## Supplied passage
+ + + + +
A VALIDATED REVERSED PHASE HPLC ASSAY FOR THE DETERMINATION OF MEFENAMIC ACID IN HUMAN PLASMA

Nada H. Binhashim and Muhammad M. Hammami*

ABSTRACT

A simple and precise reversed-phase high performance liquid chromatographic (HPLC) assay for the measurement of mefenamic acid level in human plasma, using diclofenac as an internal standard (IS), was developed and validated. Plasma samples containing mefenamic acid were spiked with the IS then extracted with acetonitrile and reconstituted in mobile phase. The compounds of interest were efficiently separated on Atlantis dC18 column at room temperature and detected with photodiode array detector set at 278 nm. The mobile phase consisted of 0.025 M dibasic potassium phosphate (pH = 6.0, adjusted with phosphoric acid) and acetonitrile (65:35, v:v) and was delivered at a flow rate of 1.5 ml/min. The relationship between mefenamic acid concentration in plasma and peak area ratio of mefenamic acid/ IS was linear (R2  0.9987) in the range of 0.05 – 10 μg/ml, the intra- and inter- day coefficient of variations (CV) were ≤ 5.3% and ≤ 7.2%, respectively, and the intra- and inter- day bias was ≤ 6% and ≤ 8%, respectively. Mean extraction recovery of mefenamic acid and the IS from plasma samples was 99% and 92%, respectively. The method was used to assess the stability of mefenamic acid in human plasma under various conditions encountered in the clinical laboratory. Mefenamic acid was stable for 8 weeks at -20°C (≥ 95%), 24 hours at room temperature (≥ 96%) and after 3 freeze-thaw cycles (≥ 96%) in unprocessed plasma samples, and for 48 hours at -20°C (≥ 90%) and 24 hours at room temperature (≥ 92%) in processed samples.

Keywords: Mefenamic acid, Diclofenac, Human plasma, HPLC.
+ + + + +
## Records supplied
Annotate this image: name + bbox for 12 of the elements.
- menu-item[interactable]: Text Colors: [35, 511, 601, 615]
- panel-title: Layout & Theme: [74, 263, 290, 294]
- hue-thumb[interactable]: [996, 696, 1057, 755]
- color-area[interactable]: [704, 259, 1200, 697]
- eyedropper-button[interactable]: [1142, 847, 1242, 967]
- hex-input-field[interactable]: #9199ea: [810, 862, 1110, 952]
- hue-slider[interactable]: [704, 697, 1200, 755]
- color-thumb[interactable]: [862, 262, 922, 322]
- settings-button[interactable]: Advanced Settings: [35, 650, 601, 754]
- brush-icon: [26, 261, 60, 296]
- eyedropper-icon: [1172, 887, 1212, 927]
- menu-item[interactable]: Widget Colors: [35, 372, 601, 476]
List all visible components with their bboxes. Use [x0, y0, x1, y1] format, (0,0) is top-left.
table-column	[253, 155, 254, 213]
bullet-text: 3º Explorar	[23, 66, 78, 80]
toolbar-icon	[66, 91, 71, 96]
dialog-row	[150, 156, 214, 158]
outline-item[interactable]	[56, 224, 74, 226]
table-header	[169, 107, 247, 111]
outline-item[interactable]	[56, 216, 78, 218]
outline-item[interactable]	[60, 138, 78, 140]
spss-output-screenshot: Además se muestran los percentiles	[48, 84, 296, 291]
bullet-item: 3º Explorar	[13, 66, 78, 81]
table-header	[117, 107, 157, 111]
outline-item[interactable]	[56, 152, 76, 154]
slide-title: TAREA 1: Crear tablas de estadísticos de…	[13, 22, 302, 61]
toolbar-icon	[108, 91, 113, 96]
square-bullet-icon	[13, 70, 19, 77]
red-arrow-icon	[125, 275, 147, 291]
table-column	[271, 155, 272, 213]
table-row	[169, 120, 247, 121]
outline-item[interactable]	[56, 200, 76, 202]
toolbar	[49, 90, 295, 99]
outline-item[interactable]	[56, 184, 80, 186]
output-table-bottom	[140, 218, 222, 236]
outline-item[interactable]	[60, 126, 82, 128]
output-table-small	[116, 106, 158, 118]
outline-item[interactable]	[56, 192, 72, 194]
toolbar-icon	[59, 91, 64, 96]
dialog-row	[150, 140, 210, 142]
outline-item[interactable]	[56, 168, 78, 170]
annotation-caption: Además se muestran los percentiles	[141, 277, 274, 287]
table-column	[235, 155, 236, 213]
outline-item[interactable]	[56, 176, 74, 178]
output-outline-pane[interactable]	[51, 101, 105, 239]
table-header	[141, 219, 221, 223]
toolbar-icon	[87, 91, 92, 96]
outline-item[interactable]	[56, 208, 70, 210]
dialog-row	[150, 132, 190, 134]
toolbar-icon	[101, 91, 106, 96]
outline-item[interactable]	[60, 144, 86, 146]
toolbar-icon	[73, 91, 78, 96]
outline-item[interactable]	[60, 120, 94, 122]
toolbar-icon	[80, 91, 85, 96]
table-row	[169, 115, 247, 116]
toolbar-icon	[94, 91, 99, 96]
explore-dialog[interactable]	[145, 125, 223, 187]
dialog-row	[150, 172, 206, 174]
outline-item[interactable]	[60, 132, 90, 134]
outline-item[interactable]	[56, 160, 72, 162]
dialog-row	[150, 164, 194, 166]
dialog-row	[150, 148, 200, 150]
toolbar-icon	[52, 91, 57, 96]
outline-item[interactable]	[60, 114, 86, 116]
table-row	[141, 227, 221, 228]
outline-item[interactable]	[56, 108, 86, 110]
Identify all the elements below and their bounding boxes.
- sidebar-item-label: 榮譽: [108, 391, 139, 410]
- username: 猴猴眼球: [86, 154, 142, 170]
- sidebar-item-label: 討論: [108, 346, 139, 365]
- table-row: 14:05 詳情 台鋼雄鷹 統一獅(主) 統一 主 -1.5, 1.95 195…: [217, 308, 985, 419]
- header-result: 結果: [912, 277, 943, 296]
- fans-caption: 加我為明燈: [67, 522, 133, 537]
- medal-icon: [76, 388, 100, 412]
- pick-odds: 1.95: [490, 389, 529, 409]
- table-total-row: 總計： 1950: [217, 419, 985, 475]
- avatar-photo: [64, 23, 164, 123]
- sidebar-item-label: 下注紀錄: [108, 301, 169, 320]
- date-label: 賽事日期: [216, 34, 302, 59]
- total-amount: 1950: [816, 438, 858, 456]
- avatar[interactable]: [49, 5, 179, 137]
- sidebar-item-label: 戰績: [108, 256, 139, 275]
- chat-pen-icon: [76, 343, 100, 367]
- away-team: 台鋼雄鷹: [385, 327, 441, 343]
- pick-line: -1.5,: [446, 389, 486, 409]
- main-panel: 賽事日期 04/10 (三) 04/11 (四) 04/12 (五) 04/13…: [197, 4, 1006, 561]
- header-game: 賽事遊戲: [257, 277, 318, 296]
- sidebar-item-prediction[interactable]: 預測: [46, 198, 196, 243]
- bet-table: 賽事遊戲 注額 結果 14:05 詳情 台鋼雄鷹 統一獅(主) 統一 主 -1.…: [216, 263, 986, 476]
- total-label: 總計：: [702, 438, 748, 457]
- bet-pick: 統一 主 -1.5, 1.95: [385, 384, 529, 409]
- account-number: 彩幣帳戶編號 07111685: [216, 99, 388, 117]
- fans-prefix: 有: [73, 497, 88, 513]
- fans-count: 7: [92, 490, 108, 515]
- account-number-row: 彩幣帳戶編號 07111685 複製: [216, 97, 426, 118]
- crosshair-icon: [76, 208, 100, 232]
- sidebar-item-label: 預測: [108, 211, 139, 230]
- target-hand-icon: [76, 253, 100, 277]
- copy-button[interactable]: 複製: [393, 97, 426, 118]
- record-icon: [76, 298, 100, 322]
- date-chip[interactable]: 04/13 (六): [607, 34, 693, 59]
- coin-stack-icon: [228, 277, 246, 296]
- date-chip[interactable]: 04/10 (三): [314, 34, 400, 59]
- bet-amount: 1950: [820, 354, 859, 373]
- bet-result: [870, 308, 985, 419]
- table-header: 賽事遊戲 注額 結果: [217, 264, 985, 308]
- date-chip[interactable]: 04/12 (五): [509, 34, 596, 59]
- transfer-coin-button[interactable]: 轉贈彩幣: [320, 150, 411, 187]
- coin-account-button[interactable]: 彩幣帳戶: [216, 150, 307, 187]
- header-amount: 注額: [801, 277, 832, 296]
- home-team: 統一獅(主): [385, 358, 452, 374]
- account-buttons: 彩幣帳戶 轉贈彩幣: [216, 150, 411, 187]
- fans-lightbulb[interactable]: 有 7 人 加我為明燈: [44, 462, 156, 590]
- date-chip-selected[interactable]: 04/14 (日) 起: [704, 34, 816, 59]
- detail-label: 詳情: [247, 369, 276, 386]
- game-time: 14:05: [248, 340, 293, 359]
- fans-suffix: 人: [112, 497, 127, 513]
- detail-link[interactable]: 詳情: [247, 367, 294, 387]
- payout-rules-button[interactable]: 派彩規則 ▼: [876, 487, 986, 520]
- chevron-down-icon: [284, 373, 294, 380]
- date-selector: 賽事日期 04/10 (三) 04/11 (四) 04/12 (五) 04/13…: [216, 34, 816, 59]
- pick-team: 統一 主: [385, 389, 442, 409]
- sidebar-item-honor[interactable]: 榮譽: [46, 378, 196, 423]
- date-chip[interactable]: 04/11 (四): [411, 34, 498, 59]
+ + + + +
From the mefenamic acid assay abstract, list every condition under which mefenamic acid was found stable. For each one, give the sample type (unprocessed or processed) and the stability figure stated.

- Unprocessed plasma, 8 weeks at -20°C: ≥ 95%
- Unprocessed plasma, 24 hours at room temperature: ≥ 96%
- Unprocessed plasma, after 3 freeze-thaw cycles: ≥ 96%
- Processed samples, 48 hours at -20°C: ≥ 90%
- Processed samples, 24 hours at room temperature: ≥ 92%